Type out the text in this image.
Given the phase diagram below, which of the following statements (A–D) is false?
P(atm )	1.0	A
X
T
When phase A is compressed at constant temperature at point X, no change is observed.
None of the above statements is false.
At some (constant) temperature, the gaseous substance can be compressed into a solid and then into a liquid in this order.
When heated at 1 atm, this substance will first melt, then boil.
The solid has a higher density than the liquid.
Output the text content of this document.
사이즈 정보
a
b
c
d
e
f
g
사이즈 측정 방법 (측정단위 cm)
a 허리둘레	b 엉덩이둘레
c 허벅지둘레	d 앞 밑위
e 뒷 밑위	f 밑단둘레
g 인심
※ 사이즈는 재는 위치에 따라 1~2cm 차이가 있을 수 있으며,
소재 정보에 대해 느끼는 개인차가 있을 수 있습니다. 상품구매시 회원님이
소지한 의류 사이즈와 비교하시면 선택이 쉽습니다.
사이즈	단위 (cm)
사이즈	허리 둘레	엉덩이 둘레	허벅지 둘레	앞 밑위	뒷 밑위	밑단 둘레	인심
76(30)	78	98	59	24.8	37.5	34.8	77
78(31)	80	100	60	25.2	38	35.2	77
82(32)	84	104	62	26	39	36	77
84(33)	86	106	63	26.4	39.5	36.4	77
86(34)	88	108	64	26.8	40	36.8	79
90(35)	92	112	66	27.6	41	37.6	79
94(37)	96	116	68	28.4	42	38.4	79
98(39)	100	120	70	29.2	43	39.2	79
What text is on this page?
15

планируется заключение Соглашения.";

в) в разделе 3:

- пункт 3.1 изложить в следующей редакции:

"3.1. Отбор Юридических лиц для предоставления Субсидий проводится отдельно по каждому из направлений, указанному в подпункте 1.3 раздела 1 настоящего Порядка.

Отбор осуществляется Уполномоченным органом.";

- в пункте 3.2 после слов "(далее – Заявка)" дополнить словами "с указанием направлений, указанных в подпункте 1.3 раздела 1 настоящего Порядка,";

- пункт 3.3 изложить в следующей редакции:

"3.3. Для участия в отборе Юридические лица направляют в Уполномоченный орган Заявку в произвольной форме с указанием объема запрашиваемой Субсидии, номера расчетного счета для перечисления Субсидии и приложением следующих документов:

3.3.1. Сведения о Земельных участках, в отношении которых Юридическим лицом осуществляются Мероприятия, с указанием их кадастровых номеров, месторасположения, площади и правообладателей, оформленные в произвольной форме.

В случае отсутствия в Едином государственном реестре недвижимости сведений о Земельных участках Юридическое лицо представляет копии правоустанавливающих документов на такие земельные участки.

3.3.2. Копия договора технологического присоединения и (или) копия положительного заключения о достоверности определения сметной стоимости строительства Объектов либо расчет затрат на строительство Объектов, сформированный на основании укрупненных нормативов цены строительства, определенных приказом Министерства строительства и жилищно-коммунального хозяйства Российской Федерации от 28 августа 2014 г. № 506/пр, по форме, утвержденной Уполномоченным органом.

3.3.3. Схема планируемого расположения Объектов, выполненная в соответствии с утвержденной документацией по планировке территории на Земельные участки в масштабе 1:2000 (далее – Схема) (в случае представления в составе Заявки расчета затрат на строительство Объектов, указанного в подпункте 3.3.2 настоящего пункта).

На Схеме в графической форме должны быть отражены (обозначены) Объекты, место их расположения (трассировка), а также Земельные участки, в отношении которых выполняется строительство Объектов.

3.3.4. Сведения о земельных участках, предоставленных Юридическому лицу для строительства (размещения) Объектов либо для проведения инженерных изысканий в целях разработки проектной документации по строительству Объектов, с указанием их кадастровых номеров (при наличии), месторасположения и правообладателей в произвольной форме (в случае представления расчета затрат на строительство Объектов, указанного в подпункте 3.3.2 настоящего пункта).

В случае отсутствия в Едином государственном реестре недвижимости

**Task brief:**
Determine the count of lines in the data above with the string "представления" in them, and give that count alone.

**Complete output:**
2